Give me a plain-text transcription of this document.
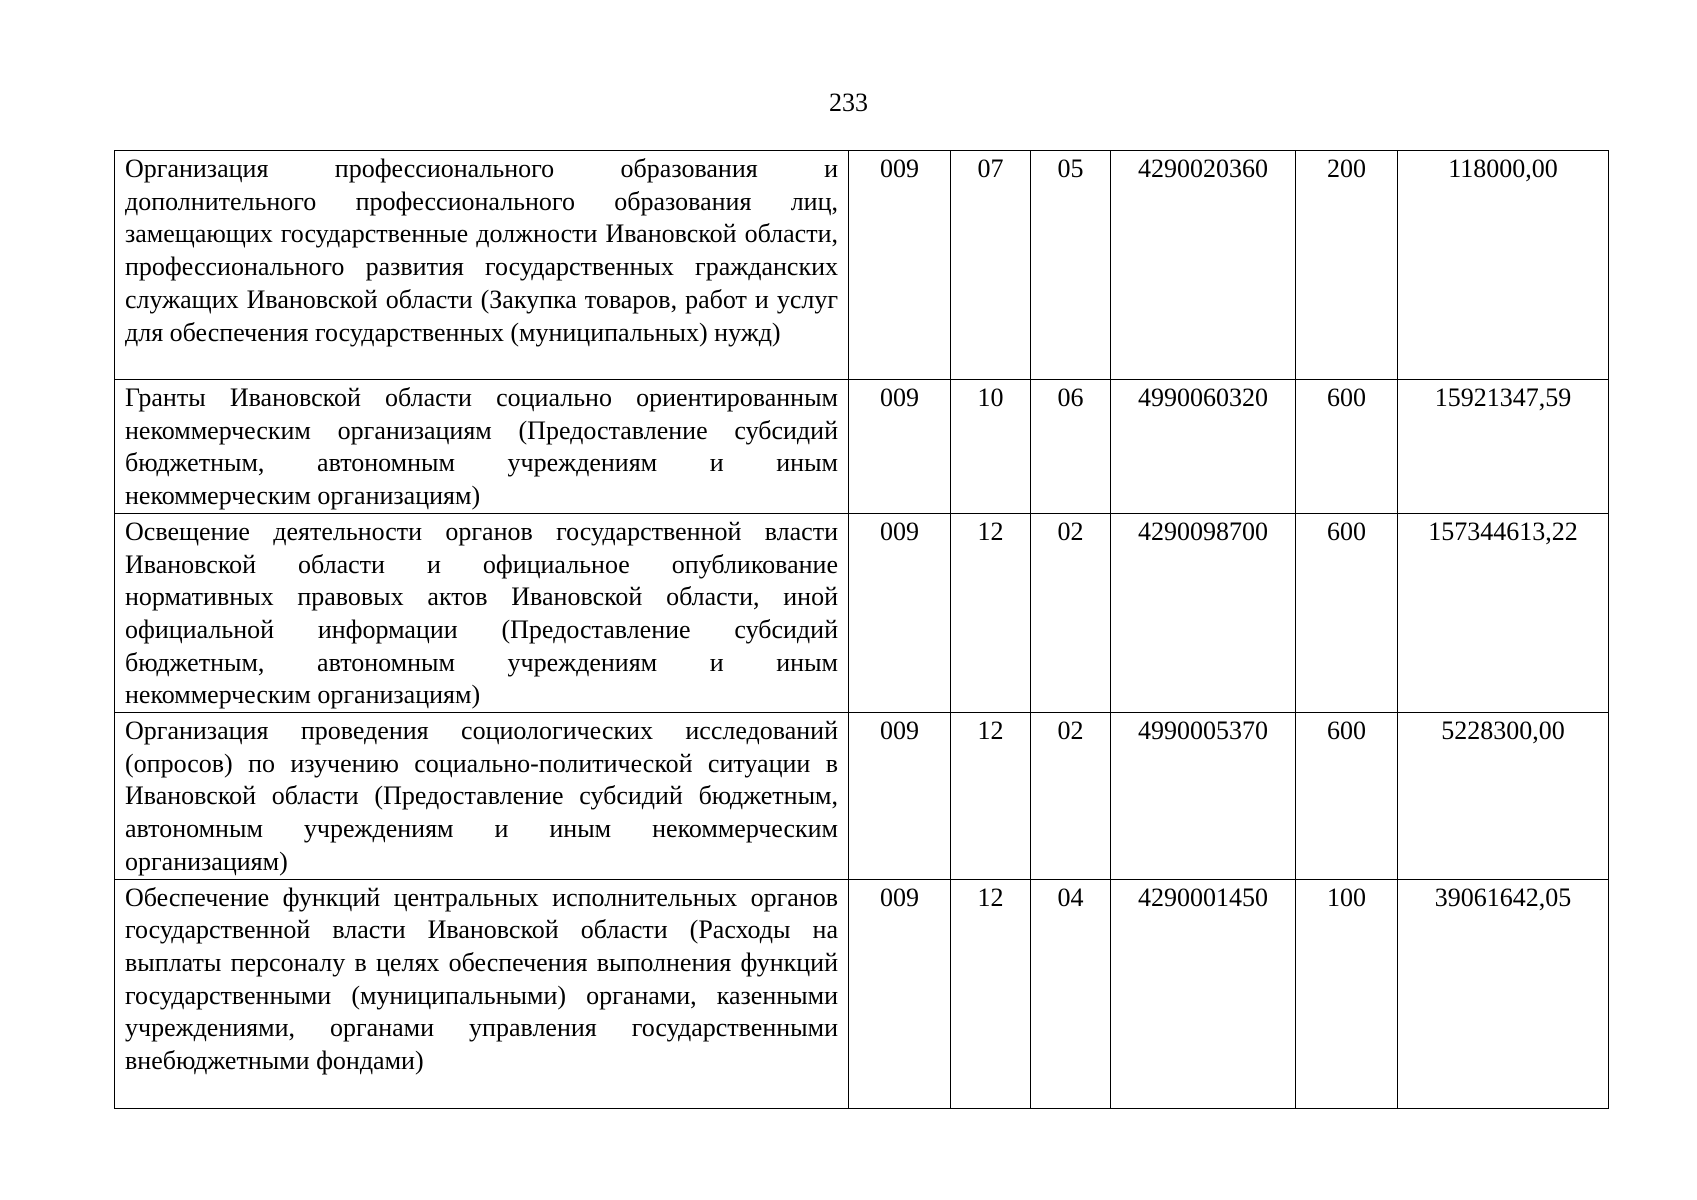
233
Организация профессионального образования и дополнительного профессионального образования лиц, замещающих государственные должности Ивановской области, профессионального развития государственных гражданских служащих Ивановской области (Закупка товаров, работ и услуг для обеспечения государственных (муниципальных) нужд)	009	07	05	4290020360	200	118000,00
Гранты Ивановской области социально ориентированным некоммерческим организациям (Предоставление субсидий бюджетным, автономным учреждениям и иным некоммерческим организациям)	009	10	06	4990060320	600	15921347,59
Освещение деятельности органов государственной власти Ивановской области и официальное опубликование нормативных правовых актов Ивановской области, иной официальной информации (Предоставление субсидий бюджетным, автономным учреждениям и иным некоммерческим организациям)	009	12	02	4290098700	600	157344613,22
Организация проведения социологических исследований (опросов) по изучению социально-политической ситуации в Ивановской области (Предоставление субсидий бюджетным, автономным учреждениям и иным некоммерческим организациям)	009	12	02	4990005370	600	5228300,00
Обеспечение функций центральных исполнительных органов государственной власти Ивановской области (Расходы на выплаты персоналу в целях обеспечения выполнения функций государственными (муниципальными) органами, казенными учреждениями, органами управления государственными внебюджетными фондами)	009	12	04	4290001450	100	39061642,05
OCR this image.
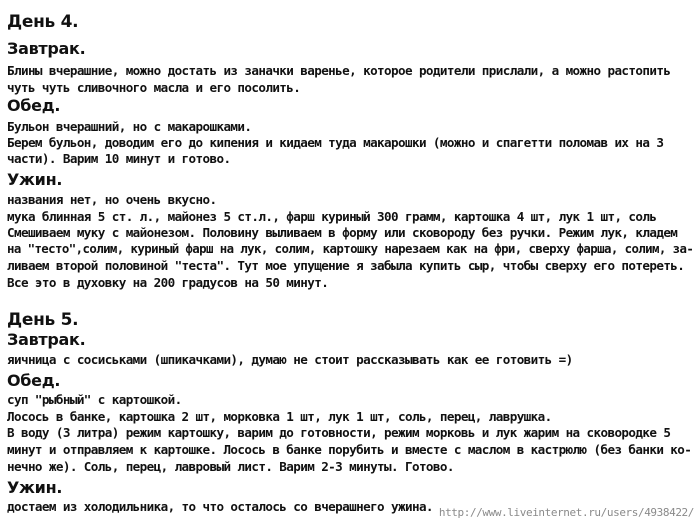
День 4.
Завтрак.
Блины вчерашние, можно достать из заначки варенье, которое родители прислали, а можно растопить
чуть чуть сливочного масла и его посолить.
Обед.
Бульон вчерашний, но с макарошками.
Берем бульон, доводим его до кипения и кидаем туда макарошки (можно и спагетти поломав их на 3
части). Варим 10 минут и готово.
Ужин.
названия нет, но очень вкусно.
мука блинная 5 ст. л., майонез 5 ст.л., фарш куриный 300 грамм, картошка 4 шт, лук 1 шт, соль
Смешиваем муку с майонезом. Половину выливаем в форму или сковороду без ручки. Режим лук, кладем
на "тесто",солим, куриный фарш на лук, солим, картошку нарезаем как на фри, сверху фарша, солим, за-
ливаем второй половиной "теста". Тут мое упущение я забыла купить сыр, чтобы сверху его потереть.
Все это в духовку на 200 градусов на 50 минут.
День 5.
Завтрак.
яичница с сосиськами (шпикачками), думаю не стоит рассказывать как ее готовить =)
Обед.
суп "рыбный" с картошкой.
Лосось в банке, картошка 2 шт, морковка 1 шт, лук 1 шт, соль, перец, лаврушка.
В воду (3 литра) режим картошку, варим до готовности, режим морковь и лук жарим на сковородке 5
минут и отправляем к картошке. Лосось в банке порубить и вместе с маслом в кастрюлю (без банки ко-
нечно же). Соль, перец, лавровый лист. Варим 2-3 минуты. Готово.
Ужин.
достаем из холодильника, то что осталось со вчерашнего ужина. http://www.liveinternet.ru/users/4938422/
_ _ _ _ _
Give the entries again without a single change, but with no pictures.

Give me a plain-text transcription of this document.
233
Организация профессионального образования и дополнительного профессионального образования лиц, замещающих государственные должности Ивановской области, профессионального развития государственных гражданских служащих Ивановской области (Закупка товаров, работ и услуг для обеспечения государственных (муниципальных) нужд)	009	07	05	4290020360	200	118000,00
Гранты Ивановской области социально ориентированным некоммерческим организациям (Предоставление субсидий бюджетным, автономным учреждениям и иным некоммерческим организациям)	009	10	06	4990060320	600	15921347,59
Освещение деятельности органов государственной власти Ивановской области и официальное опубликование нормативных правовых актов Ивановской области, иной официальной информации (Предоставление субсидий бюджетным, автономным учреждениям и иным некоммерческим организациям)	009	12	02	4290098700	600	157344613,22
Организация проведения социологических исследований (опросов) по изучению социально-политической ситуации в Ивановской области (Предоставление субсидий бюджетным, автономным учреждениям и иным некоммерческим организациям)	009	12	02	4990005370	600	5228300,00
Обеспечение функций центральных исполнительных органов государственной власти Ивановской области (Расходы на выплаты персоналу в целях обеспечения выполнения функций государственными (муниципальными) органами, казенными учреждениями, органами управления государственными внебюджетными фондами)	009	12	04	4290001450	100	39061642,05
OCR this image.
День 4.
Завтрак.
Блины вчерашние, можно достать из заначки варенье, которое родители прислали, а можно растопить
чуть чуть сливочного масла и его посолить.
Обед.
Бульон вчерашний, но с макарошками.
Берем бульон, доводим его до кипения и кидаем туда макарошки (можно и спагетти поломав их на 3
части). Варим 10 минут и готово.
Ужин.
названия нет, но очень вкусно.
мука блинная 5 ст. л., майонез 5 ст.л., фарш куриный 300 грамм, картошка 4 шт, лук 1 шт, соль
Смешиваем муку с майонезом. Половину выливаем в форму или сковороду без ручки. Режим лук, кладем
на "тесто",солим, куриный фарш на лук, солим, картошку нарезаем как на фри, сверху фарша, солим, за-
ливаем второй половиной "теста". Тут мое упущение я забыла купить сыр, чтобы сверху его потереть.
Все это в духовку на 200 градусов на 50 минут.
День 5.
Завтрак.
яичница с сосиськами (шпикачками), думаю не стоит рассказывать как ее готовить =)
Обед.
суп "рыбный" с картошкой.
Лосось в банке, картошка 2 шт, морковка 1 шт, лук 1 шт, соль, перец, лаврушка.
В воду (3 литра) режим картошку, варим до готовности, режим морковь и лук жарим на сковородке 5
минут и отправляем к картошке. Лосось в банке порубить и вместе с маслом в кастрюлю (без банки ко-
нечно же). Соль, перец, лавровый лист. Варим 2-3 минуты. Готово.
Ужин.
достаем из холодильника, то что осталось со вчерашнего ужина. http://www.liveinternet.ru/users/4938422/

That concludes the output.